## Texto
################
Na manhã de hoje, dia 10, o Pleno do Tribunal de Justiça de Sergipe recebeu alguns espectadores especiais, 15 alunos do 5º ano da Escola Estadual 11 de Agosto, dedicada a educação de crianças e adolescentes com necessidades especiais, acompanharam o trabalho dos desembargadores.
A visita ao Poder Judiciário foi guiada pelo gestor do Projeto Justiça na Escola, Paulo Roberto, e percorreu todas as instalações do Palácio da Justiça. No gabinete dos desembargadores, os estudantes que eram portadores de deficiência auditiva receberam informações, traduzidas por um professor especializado em libras, sobre a atuação do Tribunal de Justiça dentro da estrutura do Poder Público.
A finalidade do Projeto Justiça na Escola é divulgar para estudantes, especialmente das redes estadual e municipal de ensino, os conceitos primários e essenciais de cidadania e justiça. Na segunda-feira, dia 08, foi realizado um ciclo de palestras em sala de aula sobre a aquisição dos direitos de cidadão.
Na visita à Coordenadoria da Infância e da Juventude, os estudantes poderam conhecer alguns direitos previstos no Estatuto da Criança e do Adolescente. A Juíza Coordenadora Vânia Ferreira de Barros que recepcionou os visitantes, descreveu a importância do feito. "Crianças e adolescentes precisam conhecer quais direitos estão previstos numa lei específica para eles e é por isso que aqui na Coordenadoria, nós promovemos cursos para disseminação do Eca. Além disso, quando eles vêm ao Poder Judiciário podem verificar in loco como funciona este Poder e se sentirem mais próximos da Justiça", avaliou.
################
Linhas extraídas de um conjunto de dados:
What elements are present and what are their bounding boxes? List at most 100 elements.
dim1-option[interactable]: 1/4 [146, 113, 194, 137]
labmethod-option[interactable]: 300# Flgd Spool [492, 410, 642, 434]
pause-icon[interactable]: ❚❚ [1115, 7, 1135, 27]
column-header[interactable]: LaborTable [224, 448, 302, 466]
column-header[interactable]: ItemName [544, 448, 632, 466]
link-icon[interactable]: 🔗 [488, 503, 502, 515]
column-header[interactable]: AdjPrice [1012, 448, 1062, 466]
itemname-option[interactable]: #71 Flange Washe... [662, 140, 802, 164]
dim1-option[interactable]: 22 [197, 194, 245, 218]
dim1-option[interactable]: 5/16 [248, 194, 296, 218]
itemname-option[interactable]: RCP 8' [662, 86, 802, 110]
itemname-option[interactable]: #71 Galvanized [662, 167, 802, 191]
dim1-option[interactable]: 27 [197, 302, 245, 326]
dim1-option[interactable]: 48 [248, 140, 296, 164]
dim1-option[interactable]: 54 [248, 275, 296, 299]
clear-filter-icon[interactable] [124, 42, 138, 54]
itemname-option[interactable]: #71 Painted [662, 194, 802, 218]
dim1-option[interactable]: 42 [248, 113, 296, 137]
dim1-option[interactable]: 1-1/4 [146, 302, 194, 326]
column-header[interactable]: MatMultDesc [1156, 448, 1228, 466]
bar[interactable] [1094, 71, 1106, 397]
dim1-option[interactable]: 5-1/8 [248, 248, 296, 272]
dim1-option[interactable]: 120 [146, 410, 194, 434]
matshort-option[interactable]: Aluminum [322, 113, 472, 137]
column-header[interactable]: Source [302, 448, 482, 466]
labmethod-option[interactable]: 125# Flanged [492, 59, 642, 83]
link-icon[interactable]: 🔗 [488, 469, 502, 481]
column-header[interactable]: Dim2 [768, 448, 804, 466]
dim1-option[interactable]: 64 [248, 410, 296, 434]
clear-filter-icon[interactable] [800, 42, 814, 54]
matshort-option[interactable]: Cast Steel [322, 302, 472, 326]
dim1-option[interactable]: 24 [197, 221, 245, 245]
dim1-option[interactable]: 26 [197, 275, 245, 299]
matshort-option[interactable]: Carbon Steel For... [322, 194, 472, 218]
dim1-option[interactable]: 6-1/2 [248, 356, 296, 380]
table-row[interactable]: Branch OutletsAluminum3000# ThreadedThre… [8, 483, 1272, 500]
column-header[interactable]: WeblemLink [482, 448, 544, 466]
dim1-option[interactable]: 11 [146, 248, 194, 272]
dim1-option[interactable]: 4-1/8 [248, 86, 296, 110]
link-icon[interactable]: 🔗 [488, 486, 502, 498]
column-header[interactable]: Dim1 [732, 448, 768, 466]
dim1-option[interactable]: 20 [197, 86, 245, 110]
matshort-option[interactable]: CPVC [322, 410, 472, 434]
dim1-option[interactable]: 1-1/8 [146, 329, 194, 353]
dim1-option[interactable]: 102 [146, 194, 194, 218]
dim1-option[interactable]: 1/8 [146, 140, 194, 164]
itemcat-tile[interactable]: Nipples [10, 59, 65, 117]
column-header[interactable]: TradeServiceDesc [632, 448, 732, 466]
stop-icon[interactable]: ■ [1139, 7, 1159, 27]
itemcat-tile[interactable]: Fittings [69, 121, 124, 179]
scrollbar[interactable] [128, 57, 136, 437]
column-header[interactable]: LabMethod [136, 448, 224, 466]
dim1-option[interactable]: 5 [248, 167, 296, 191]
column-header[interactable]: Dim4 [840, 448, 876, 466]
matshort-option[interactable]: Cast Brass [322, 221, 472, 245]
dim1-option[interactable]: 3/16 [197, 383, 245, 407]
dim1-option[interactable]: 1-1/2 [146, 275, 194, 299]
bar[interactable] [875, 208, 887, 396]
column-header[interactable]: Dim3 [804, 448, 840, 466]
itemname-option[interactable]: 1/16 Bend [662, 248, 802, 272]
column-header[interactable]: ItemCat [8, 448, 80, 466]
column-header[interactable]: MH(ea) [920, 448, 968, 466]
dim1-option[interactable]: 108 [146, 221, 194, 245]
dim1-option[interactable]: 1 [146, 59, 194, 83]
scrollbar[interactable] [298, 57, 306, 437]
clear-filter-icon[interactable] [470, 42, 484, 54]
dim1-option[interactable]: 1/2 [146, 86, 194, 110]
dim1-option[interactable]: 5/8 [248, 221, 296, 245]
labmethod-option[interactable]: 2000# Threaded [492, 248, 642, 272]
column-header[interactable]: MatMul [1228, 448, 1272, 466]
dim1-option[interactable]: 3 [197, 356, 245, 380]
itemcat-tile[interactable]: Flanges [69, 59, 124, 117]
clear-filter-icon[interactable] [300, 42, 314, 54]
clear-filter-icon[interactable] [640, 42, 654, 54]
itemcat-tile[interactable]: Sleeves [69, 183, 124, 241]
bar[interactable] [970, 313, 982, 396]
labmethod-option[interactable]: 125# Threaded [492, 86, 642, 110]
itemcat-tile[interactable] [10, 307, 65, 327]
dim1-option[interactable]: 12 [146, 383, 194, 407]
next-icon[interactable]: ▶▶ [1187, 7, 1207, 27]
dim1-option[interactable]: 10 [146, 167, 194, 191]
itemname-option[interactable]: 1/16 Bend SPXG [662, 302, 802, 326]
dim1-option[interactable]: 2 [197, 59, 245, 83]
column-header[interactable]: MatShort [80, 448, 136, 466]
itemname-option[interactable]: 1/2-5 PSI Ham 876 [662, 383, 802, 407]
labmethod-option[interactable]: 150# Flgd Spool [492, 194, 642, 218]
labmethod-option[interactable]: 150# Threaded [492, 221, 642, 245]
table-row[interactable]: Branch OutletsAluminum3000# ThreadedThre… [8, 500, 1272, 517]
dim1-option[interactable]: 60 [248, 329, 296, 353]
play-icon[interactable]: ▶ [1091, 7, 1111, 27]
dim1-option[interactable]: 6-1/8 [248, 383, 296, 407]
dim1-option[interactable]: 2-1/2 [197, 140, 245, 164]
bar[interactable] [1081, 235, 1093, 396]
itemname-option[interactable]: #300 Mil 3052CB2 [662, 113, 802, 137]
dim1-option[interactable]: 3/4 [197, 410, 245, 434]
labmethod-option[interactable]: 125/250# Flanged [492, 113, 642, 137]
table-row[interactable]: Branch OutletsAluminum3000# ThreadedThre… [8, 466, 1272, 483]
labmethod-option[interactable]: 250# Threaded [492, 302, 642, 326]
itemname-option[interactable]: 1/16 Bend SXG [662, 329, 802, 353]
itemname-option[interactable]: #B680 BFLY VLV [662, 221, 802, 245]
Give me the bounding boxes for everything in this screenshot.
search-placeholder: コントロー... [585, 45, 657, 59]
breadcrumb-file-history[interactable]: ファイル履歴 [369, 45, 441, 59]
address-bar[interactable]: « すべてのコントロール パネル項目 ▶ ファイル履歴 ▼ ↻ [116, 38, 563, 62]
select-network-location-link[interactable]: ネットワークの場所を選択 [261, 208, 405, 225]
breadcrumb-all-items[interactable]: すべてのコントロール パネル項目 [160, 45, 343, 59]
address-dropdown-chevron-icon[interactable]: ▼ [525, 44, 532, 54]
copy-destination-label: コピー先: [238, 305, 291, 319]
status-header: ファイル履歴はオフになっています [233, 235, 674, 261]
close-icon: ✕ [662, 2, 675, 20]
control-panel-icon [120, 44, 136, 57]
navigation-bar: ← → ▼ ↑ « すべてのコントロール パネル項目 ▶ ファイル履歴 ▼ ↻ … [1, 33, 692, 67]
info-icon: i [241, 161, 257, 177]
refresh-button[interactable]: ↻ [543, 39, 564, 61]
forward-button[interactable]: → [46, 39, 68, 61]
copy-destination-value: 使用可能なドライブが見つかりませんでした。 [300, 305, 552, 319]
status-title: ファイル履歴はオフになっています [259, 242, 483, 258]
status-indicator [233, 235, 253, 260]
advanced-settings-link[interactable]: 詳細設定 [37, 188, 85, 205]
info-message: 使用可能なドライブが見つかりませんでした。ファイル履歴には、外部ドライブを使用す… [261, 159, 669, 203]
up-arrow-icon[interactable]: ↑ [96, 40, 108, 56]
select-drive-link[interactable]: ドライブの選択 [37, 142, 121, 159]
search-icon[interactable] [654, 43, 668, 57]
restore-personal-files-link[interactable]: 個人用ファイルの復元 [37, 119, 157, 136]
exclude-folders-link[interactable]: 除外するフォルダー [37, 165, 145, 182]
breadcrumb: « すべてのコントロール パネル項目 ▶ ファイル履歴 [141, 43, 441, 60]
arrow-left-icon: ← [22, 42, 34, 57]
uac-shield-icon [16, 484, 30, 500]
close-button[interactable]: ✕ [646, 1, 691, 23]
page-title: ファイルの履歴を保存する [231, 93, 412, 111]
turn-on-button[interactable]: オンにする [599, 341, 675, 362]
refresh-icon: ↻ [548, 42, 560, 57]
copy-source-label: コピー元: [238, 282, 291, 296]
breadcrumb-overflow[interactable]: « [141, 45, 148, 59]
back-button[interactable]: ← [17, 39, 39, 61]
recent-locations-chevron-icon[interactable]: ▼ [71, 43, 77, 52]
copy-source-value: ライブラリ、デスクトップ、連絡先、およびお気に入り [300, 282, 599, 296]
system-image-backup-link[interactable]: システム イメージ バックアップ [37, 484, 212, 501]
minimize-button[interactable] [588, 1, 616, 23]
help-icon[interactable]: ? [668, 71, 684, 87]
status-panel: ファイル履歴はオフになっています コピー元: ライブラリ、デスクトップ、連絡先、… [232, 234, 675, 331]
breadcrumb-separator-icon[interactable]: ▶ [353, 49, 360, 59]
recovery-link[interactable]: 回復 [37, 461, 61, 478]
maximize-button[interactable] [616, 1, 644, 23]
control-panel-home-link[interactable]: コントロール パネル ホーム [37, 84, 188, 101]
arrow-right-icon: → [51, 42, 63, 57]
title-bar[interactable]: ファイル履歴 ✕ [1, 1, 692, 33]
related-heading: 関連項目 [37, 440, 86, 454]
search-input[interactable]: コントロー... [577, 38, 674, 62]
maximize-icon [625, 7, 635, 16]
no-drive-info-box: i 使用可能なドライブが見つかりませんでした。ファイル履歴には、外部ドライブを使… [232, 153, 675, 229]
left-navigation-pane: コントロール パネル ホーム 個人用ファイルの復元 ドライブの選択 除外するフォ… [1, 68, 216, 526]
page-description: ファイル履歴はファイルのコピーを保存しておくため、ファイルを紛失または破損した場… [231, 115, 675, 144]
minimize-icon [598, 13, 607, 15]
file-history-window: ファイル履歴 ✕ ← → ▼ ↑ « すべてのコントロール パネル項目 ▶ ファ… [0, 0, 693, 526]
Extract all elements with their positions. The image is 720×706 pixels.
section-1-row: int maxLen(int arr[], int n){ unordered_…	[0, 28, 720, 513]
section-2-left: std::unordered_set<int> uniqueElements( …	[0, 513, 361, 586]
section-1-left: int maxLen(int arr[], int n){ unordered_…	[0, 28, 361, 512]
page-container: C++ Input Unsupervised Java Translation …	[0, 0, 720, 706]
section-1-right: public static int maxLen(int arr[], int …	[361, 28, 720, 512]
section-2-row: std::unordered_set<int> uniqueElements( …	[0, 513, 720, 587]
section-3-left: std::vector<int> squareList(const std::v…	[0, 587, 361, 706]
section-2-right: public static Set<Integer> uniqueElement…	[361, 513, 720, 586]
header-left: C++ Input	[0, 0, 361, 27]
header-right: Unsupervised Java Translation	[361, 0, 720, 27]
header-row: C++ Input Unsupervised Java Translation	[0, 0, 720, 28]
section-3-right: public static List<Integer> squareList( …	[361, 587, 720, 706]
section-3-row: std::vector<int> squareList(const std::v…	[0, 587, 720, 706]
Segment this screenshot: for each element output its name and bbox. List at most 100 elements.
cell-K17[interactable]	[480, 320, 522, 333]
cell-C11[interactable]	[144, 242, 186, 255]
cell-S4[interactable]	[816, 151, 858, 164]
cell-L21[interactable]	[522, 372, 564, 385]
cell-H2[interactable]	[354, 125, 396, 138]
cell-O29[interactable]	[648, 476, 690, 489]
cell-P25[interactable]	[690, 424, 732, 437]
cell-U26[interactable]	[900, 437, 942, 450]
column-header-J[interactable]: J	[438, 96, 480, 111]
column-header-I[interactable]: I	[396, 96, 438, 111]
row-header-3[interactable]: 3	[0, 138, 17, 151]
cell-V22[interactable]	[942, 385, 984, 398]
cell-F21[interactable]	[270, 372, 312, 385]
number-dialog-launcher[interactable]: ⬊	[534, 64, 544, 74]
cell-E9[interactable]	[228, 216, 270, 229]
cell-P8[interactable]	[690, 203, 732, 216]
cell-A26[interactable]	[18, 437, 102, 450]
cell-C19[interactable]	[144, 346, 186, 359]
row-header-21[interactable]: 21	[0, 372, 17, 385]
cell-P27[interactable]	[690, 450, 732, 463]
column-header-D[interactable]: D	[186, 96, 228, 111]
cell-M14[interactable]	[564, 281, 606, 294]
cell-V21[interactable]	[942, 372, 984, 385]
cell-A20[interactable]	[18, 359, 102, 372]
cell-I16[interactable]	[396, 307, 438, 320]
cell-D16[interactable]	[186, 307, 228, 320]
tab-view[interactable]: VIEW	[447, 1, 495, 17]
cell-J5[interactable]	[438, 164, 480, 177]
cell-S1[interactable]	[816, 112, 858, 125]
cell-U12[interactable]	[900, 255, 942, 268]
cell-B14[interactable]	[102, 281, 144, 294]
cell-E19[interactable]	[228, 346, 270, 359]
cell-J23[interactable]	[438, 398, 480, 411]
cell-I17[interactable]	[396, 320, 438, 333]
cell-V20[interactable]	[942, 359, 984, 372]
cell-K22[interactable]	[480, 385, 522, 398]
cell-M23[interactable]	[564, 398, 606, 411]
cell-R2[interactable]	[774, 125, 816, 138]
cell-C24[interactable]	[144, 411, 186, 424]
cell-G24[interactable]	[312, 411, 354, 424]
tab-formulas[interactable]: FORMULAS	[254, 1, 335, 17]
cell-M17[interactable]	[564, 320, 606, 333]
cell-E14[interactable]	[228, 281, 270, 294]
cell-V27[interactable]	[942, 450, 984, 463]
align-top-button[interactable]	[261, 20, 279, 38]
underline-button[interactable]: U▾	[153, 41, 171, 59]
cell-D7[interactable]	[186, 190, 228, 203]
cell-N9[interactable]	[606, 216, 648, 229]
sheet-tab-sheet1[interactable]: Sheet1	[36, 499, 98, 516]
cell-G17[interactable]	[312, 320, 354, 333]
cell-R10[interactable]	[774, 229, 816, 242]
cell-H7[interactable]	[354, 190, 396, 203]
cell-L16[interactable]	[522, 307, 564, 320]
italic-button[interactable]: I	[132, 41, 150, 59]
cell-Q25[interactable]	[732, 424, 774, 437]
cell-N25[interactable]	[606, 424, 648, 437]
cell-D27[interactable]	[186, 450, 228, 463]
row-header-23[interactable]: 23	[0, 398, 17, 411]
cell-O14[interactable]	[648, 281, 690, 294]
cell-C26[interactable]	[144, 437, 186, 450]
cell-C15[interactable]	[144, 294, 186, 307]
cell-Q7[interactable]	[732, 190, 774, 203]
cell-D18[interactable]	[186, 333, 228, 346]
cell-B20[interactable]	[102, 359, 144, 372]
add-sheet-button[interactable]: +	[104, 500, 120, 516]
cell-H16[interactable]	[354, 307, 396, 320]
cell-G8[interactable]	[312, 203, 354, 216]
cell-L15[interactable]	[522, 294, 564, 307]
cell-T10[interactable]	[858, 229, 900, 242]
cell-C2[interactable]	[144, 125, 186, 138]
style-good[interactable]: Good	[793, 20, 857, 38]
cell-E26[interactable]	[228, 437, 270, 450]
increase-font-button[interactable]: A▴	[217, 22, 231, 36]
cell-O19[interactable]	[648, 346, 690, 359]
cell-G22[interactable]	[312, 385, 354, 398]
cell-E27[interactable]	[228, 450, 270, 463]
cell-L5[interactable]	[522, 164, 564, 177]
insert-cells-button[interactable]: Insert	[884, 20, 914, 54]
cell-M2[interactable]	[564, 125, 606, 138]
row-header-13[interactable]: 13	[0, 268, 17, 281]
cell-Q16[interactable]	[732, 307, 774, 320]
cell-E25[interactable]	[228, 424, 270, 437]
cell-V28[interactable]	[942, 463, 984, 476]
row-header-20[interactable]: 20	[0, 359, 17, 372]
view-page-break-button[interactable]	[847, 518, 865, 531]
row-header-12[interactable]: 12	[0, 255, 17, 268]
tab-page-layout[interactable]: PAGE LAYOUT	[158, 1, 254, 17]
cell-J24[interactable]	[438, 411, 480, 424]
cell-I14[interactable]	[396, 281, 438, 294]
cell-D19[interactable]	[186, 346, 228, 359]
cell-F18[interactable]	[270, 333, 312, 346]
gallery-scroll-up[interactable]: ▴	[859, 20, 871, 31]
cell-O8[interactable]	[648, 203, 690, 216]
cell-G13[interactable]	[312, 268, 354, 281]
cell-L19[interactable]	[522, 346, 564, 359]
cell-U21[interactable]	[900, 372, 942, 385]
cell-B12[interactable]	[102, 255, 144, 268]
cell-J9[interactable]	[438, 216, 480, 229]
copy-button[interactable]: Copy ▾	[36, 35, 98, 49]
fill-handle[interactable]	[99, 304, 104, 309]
################
## A tarefa
Escreva a continuação da notícia sobre a visita dos alunos ao Tribunal de Justiça de Sergipe, a partir do ponto em que ela termina. As linhas acima foram tiradas de outra fonte.

## Resposta abaixo
Na Corregedoria Geral da Justiça, os estudantes tiraram dúvidas com os Juízes Corregedores, Marcel Britto e Elbe Maria Carvalho, sobre a atuação profissional do magistrado. "É difícil ser juiz?", perguntou uma aluna. O Juiz Marcel Britto respondeu ao questionamento dizendo que quanto mais o aluno se dedicar ao estudo, mais fácil poderá exercer as funções de um magistrado.
Para a professora Vânia Silva Santos, "o projeto é importante porque introduz na vida destes adolescentes - principalmente estes que apresentam necessidades especiais - uma visão mais ampla dos seus direitos".